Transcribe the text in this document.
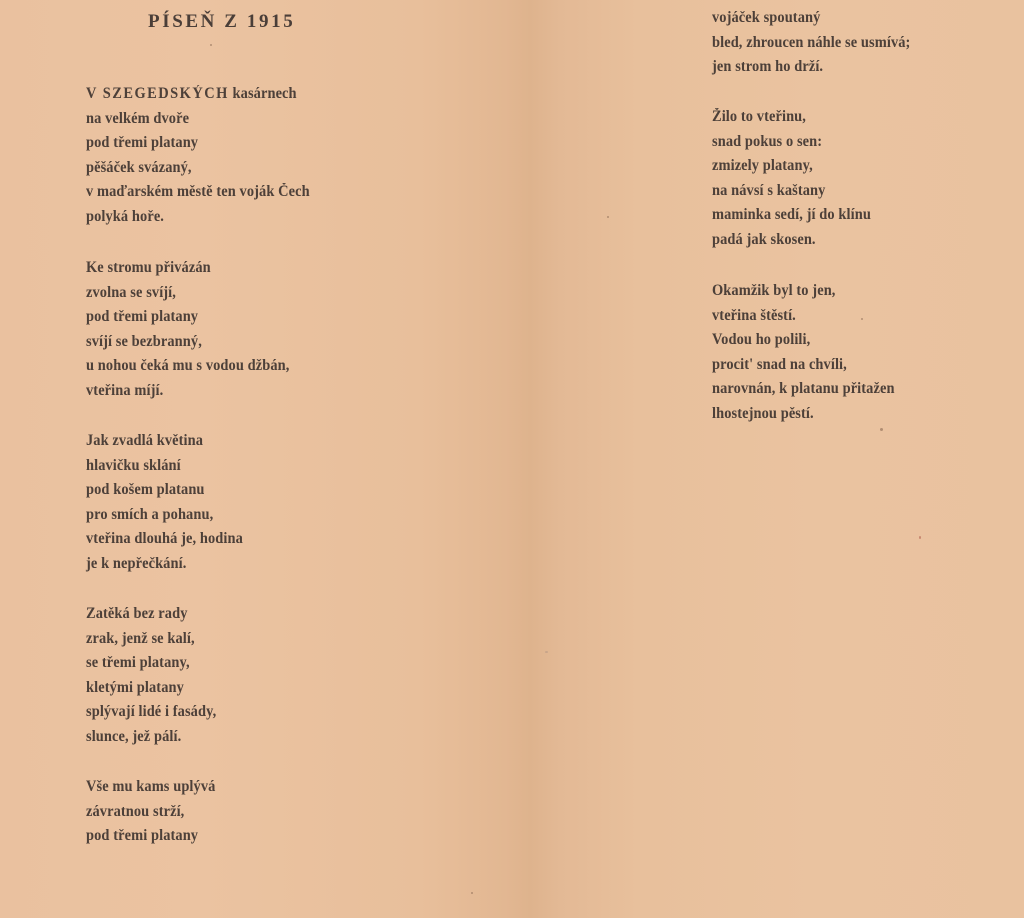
PÍSEŇ Z 1915
V SZEGEDSKÝCH kasárnech
na velkém dvoře
pod třemi platany
pěšáček svázaný,
v maďarském městě ten voják Čech
polyká hoře.
Ke stromu přivázán
zvolna se svíjí,
pod třemi platany
svíjí se bezbranný,
u nohou čeká mu s vodou džbán,
vteřina míjí.
Jak zvadlá květina
hlavičku sklání
pod košem platanu
pro smích a pohanu,
vteřina dlouhá je, hodina
je k nepřečkání.
Zatěká bez rady
zrak, jenž se kalí,
se třemi platany,
kletými platany
splývají lidé i fasády,
slunce, jež pálí.
Vše mu kams uplývá
závratnou strží,
pod třemi platany
vojáček spoutaný
bled, zhroucen náhle se usmívá;
jen strom ho drží.
Žilo to vteřinu,
snad pokus o sen:
zmizely platany,
na návsí s kaštany
maminka sedí, jí do klínu
padá jak skosen.
Okamžik byl to jen,
vteřina štěstí.
Vodou ho polili,
procit' snad na chvíli,
narovnán, k platanu přitažen
lhostejnou pěstí.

Written instruction — Leaving out the pictures, repeat the data above exactly.

Written reply —
Transcribe the text in this document.
PÍSEŇ Z 1915
V SZEGEDSKÝCH kasárnech
na velkém dvoře
pod třemi platany
pěšáček svázaný,
v maďarském městě ten voják Čech
polyká hoře.
Ke stromu přivázán
zvolna se svíjí,
pod třemi platany
svíjí se bezbranný,
u nohou čeká mu s vodou džbán,
vteřina míjí.
Jak zvadlá květina
hlavičku sklání
pod košem platanu
pro smích a pohanu,
vteřina dlouhá je, hodina
je k nepřečkání.
Zatěká bez rady
zrak, jenž se kalí,
se třemi platany,
kletými platany
splývají lidé i fasády,
slunce, jež pálí.
Vše mu kams uplývá
závratnou strží,
pod třemi platany
vojáček spoutaný
bled, zhroucen náhle se usmívá;
jen strom ho drží.
Žilo to vteřinu,
snad pokus o sen:
zmizely platany,
na návsí s kaštany
maminka sedí, jí do klínu
padá jak skosen.
Okamžik byl to jen,
vteřina štěstí.
Vodou ho polili,
procit' snad na chvíli,
narovnán, k platanu přitažen
lhostejnou pěstí.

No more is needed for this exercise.